▸ **Task to carry out**: What follows is a set of records; repeat all of them exactly.

▸ **Supplied data**:
==========

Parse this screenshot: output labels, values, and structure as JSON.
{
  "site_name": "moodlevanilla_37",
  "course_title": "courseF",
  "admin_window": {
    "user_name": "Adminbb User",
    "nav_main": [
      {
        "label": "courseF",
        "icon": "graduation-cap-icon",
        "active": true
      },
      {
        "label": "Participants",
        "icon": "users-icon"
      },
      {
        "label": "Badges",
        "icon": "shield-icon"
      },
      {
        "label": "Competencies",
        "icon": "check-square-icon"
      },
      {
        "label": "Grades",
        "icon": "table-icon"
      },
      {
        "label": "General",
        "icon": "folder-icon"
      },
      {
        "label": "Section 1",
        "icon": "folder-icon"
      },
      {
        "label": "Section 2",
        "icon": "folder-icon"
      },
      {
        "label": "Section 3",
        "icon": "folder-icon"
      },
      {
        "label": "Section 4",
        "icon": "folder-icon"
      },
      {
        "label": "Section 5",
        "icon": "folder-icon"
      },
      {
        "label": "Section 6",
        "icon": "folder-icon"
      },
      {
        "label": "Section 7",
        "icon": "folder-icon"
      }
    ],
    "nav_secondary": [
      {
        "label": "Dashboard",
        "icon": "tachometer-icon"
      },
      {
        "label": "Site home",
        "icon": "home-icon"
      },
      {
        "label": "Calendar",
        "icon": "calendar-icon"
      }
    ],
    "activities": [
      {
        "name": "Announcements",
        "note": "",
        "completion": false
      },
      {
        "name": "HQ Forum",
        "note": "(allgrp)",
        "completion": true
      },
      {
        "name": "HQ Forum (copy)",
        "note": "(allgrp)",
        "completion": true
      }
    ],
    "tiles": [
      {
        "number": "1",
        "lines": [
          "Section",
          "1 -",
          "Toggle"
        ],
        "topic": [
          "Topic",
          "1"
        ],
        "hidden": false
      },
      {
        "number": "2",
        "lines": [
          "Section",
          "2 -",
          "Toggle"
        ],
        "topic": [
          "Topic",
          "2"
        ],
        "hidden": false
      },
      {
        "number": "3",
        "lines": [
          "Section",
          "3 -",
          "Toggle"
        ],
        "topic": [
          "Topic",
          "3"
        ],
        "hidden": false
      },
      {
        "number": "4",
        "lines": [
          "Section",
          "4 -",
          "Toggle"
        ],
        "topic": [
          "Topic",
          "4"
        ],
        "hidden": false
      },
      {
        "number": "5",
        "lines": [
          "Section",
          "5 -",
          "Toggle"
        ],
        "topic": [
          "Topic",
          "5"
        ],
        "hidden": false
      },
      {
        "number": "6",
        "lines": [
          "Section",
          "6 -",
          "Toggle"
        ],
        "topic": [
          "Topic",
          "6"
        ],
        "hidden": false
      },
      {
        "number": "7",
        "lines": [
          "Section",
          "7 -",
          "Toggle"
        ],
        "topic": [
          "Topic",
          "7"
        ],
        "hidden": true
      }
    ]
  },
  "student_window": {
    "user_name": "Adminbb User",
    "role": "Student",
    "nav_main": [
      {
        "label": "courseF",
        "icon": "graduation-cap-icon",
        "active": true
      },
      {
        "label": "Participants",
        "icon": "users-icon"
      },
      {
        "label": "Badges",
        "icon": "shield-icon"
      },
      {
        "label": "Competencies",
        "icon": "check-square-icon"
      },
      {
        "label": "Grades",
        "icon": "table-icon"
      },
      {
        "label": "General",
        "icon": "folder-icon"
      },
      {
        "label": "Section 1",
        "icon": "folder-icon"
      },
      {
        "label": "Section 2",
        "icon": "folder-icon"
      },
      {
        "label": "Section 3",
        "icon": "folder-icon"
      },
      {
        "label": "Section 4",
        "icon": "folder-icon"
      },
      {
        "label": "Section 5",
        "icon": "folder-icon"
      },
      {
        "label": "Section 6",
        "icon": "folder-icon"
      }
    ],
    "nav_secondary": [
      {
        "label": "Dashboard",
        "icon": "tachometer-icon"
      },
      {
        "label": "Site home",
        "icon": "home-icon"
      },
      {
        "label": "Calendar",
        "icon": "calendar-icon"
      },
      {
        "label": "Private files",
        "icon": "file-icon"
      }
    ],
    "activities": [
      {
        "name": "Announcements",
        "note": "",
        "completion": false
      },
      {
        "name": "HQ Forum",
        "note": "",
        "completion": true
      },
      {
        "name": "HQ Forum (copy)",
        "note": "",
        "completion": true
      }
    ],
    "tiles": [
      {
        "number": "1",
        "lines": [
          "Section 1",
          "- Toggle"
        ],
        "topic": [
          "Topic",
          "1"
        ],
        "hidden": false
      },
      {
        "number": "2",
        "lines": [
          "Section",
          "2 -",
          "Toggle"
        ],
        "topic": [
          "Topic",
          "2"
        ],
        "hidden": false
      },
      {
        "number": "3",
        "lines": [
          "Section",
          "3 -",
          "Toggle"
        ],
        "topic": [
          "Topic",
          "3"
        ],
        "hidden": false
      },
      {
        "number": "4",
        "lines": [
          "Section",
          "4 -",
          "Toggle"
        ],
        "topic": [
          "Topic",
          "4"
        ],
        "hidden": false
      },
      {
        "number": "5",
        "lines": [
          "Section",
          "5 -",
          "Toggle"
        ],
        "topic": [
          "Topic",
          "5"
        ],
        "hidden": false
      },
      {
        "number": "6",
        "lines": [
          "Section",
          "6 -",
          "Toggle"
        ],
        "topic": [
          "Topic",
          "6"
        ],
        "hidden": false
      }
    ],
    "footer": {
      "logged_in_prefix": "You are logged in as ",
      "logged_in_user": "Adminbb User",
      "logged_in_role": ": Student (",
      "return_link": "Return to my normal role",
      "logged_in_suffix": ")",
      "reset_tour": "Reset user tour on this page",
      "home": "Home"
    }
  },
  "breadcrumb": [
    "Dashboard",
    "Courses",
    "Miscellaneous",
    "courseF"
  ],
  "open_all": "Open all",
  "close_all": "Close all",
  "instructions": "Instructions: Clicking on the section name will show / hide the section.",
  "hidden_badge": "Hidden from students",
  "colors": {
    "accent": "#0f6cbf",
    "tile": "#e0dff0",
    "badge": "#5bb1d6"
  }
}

==========

▸ **Response**:
Parse this screenshot: output labels, values, and structure as JSON.
{
  "site_name": "moodlevanilla_37",
  "course_title": "courseF",
  "admin_window": {
    "user_name": "Adminbb User",
    "nav_main": [
      {
        "label": "courseF",
        "icon": "graduation-cap-icon",
        "active": true
      },
      {
        "label": "Participants",
        "icon": "users-icon"
      },
      {
        "label": "Badges",
        "icon": "shield-icon"
      },
      {
        "label": "Competencies",
        "icon": "check-square-icon"
      },
      {
        "label": "Grades",
        "icon": "table-icon"
      },
      {
        "label": "General",
        "icon": "folder-icon"
      },
      {
        "label": "Section 1",
        "icon": "folder-icon"
      },
      {
        "label": "Section 2",
        "icon": "folder-icon"
      },
      {
        "label": "Section 3",
        "icon": "folder-icon"
      },
      {
        "label": "Section 4",
        "icon": "folder-icon"
      },
      {
        "label": "Section 5",
        "icon": "folder-icon"
      },
      {
        "label": "Section 6",
        "icon": "folder-icon"
      },
      {
        "label": "Section 7",
        "icon": "folder-icon"
      }
    ],
    "nav_secondary": [
      {
        "label": "Dashboard",
        "icon": "tachometer-icon"
      },
      {
        "label": "Site home",
        "icon": "home-icon"
      },
      {
        "label": "Calendar",
        "icon": "calendar-icon"
      }
    ],
    "activities": [
      {
        "name": "Announcements",
        "note": "",
        "completion": false
      },
      {
        "name": "HQ Forum",
        "note": "(allgrp)",
        "completion": true
      },
      {
        "name": "HQ Forum (copy)",
        "note": "(allgrp)",
        "completion": true
      }
    ],
    "tiles": [
      {
        "number": "1",
        "lines": [
          "Section",
          "1 -",
          "Toggle"
        ],
        "topic": [
          "Topic",
          "1"
        ],
        "hidden": false
      },
      {
        "number": "2",
        "lines": [
          "Section",
          "2 -",
          "Toggle"
        ],
        "topic": [
          "Topic",
          "2"
        ],
        "hidden": false
      },
      {
        "number": "3",
        "lines": [
          "Section",
          "3 -",
          "Toggle"
        ],
        "topic": [
          "Topic",
          "3"
        ],
        "hidden": false
      },
      {
        "number": "4",
        "lines": [
          "Section",
          "4 -",
          "Toggle"
        ],
        "topic": [
          "Topic",
          "4"
        ],
        "hidden": false
      },
      {
        "number": "5",
        "lines": [
          "Section",
          "5 -",
          "Toggle"
        ],
        "topic": [
          "Topic",
          "5"
        ],
        "hidden": false
      },
      {
        "number": "6",
        "lines": [
          "Section",
          "6 -",
          "Toggle"
        ],
        "topic": [
          "Topic",
          "6"
        ],
        "hidden": false
      },
      {
        "number": "7",
        "lines": [
          "Section",
          "7 -",
          "Toggle"
        ],
        "topic": [
          "Topic",
          "7"
        ],
        "hidden": true
      }
    ]
  },
  "student_window": {
    "user_name": "Adminbb User",
    "role": "Student",
    "nav_main": [
      {
        "label": "courseF",
        "icon": "graduation-cap-icon",
        "active": true
      },
      {
        "label": "Participants",
        "icon": "users-icon"
      },
      {
        "label": "Badges",
        "icon": "shield-icon"
      },
      {
        "label": "Competencies",
        "icon": "check-square-icon"
      },
      {
        "label": "Grades",
        "icon": "table-icon"
      },
      {
        "label": "General",
        "icon": "folder-icon"
      },
      {
        "label": "Section 1",
        "icon": "folder-icon"
      },
      {
        "label": "Section 2",
        "icon": "folder-icon"
      },
      {
        "label": "Section 3",
        "icon": "folder-icon"
      },
      {
        "label": "Section 4",
        "icon": "folder-icon"
      },
      {
        "label": "Section 5",
        "icon": "folder-icon"
      },
      {
        "label": "Section 6",
        "icon": "folder-icon"
      }
    ],
    "nav_secondary": [
      {
        "label": "Dashboard",
        "icon": "tachometer-icon"
      },
      {
        "label": "Site home",
        "icon": "home-icon"
      },
      {
        "label": "Calendar",
        "icon": "calendar-icon"
      },
      {
        "label": "Private files",
        "icon": "file-icon"
      }
    ],
    "activities": [
      {
        "name": "Announcements",
        "note": "",
        "completion": false
      },
      {
        "name": "HQ Forum",
        "note": "",
        "completion": true
      },
      {
        "name": "HQ Forum (copy)",
        "note": "",
        "completion": true
      }
    ],
    "tiles": [
      {
        "number": "1",
        "lines": [
          "Section 1",
          "- Toggle"
        ],
        "topic": [
          "Topic",
          "1"
        ],
        "hidden": false
      },
      {
        "number": "2",
        "lines": [
          "Section",
          "2 -",
          "Toggle"
        ],
        "topic": [
          "Topic",
          "2"
        ],
        "hidden": false
      },
      {
        "number": "3",
        "lines": [
          "Section",
          "3 -",
          "Toggle"
        ],
        "topic": [
          "Topic",
          "3"
        ],
        "hidden": false
      },
      {
        "number": "4",
        "lines": [
          "Section",
          "4 -",
          "Toggle"
        ],
        "topic": [
          "Topic",
          "4"
        ],
        "hidden": false
      },
      {
        "number": "5",
        "lines": [
          "Section",
          "5 -",
          "Toggle"
        ],
        "topic": [
          "Topic",
          "5"
        ],
        "hidden": false
      },
      {
        "number": "6",
        "lines": [
          "Section",
          "6 -",
          "Toggle"
        ],
        "topic": [
          "Topic",
          "6"
        ],
        "hidden": false
      }
    ],
    "footer": {
      "logged_in_prefix": "You are logged in as ",
      "logged_in_user": "Adminbb User",
      "logged_in_role": ": Student (",
      "return_link": "Return to my normal role",
      "logged_in_suffix": ")",
      "reset_tour": "Reset user tour on this page",
      "home": "Home"
    }
  },
  "breadcrumb": [
    "Dashboard",
    "Courses",
    "Miscellaneous",
    "courseF"
  ],
  "open_all": "Open all",
  "close_all": "Close all",
  "instructions": "Instructions: Clicking on the section name will show / hide the section.",
  "hidden_badge": "Hidden from students",
  "colors": {
    "accent": "#0f6cbf",
    "tile": "#e0dff0",
    "badge": "#5bb1d6"
  }
}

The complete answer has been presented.